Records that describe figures
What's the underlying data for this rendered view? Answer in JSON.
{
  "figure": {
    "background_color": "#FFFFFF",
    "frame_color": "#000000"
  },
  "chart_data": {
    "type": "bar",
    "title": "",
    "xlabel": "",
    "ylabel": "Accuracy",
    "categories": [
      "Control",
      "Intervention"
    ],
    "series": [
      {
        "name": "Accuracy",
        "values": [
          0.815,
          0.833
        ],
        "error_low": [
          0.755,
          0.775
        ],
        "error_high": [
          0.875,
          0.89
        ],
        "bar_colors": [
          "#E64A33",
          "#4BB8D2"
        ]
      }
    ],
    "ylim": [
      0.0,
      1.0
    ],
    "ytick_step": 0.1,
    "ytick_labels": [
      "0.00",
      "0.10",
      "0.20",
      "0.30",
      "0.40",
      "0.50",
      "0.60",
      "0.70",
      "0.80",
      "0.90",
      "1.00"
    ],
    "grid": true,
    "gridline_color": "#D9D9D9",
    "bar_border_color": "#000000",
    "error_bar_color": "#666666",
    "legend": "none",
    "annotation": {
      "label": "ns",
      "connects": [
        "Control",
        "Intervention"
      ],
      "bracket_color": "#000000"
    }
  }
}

PROBLEM:
Please restate the data word for word, every record included.

CORRECT ANSWER:
What's the underlying data for this rendered view? Answer in JSON.
{
  "figure": {
    "background_color": "#FFFFFF",
    "frame_color": "#000000"
  },
  "chart_data": {
    "type": "bar",
    "title": "",
    "xlabel": "",
    "ylabel": "Accuracy",
    "categories": [
      "Control",
      "Intervention"
    ],
    "series": [
      {
        "name": "Accuracy",
        "values": [
          0.815,
          0.833
        ],
        "error_low": [
          0.755,
          0.775
        ],
        "error_high": [
          0.875,
          0.89
        ],
        "bar_colors": [
          "#E64A33",
          "#4BB8D2"
        ]
      }
    ],
    "ylim": [
      0.0,
      1.0
    ],
    "ytick_step": 0.1,
    "ytick_labels": [
      "0.00",
      "0.10",
      "0.20",
      "0.30",
      "0.40",
      "0.50",
      "0.60",
      "0.70",
      "0.80",
      "0.90",
      "1.00"
    ],
    "grid": true,
    "gridline_color": "#D9D9D9",
    "bar_border_color": "#000000",
    "error_bar_color": "#666666",
    "legend": "none",
    "annotation": {
      "label": "ns",
      "connects": [
        "Control",
        "Intervention"
      ],
      "bracket_color": "#000000"
    }
  }
}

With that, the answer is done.